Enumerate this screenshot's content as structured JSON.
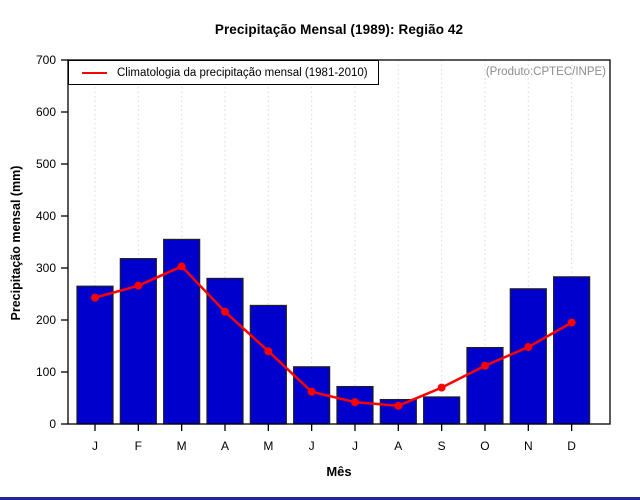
{
  "title": "Precipitação Mensal (1989): Região 42",
  "annotation": "(Produto:CPTEC/INPE)",
  "legend": {
    "label": "Climatologia da precipitação mensal (1981-2010)"
  },
  "colors": {
    "bar_fill": "#0000cd",
    "bar_border": "#1f1f1f",
    "climatology_line": "#ff0000",
    "grid_line": "#d9d9d9",
    "axis": "#000000",
    "annotation_text": "#8c8c8c",
    "taskbar_strip": "#26269b"
  },
  "chart_data": {
    "type": "bar",
    "title": "Precipitação Mensal (1989): Região 42",
    "xlabel": "Mês",
    "ylabel": "Precipitação mensal (mm)",
    "categories": [
      "J",
      "F",
      "M",
      "A",
      "M",
      "J",
      "J",
      "A",
      "S",
      "O",
      "N",
      "D"
    ],
    "series": [
      {
        "name": "Precipitação mensal 1989",
        "type": "bar",
        "values": [
          265,
          318,
          355,
          280,
          228,
          110,
          72,
          47,
          52,
          147,
          260,
          283
        ]
      },
      {
        "name": "Climatologia da precipitação mensal (1981-2010)",
        "type": "line",
        "values": [
          243,
          266,
          303,
          216,
          140,
          62,
          42,
          35,
          70,
          112,
          148,
          195
        ]
      }
    ],
    "ylim": [
      0,
      700
    ],
    "yticks": [
      0,
      100,
      200,
      300,
      400,
      500,
      600,
      700
    ],
    "grid": "vertical-dotted",
    "legend_position": "top-left",
    "annotation": "(Produto:CPTEC/INPE)"
  }
}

■ ■ ■

- EXERCISE DETAILS:
With the pictures omitted, reproduce the records in full and exactly.

- REPLY:
Enumerate this screenshot's content as structured JSON.
{
  "title": "Precipitação Mensal (1989): Região 42",
  "annotation": "(Produto:CPTEC/INPE)",
  "legend": {
    "label": "Climatologia da precipitação mensal (1981-2010)"
  },
  "colors": {
    "bar_fill": "#0000cd",
    "bar_border": "#1f1f1f",
    "climatology_line": "#ff0000",
    "grid_line": "#d9d9d9",
    "axis": "#000000",
    "annotation_text": "#8c8c8c",
    "taskbar_strip": "#26269b"
  },
  "chart_data": {
    "type": "bar",
    "title": "Precipitação Mensal (1989): Região 42",
    "xlabel": "Mês",
    "ylabel": "Precipitação mensal (mm)",
    "categories": [
      "J",
      "F",
      "M",
      "A",
      "M",
      "J",
      "J",
      "A",
      "S",
      "O",
      "N",
      "D"
    ],
    "series": [
      {
        "name": "Precipitação mensal 1989",
        "type": "bar",
        "values": [
          265,
          318,
          355,
          280,
          228,
          110,
          72,
          47,
          52,
          147,
          260,
          283
        ]
      },
      {
        "name": "Climatologia da precipitação mensal (1981-2010)",
        "type": "line",
        "values": [
          243,
          266,
          303,
          216,
          140,
          62,
          42,
          35,
          70,
          112,
          148,
          195
        ]
      }
    ],
    "ylim": [
      0,
      700
    ],
    "yticks": [
      0,
      100,
      200,
      300,
      400,
      500,
      600,
      700
    ],
    "grid": "vertical-dotted",
    "legend_position": "top-left",
    "annotation": "(Produto:CPTEC/INPE)"
  }
}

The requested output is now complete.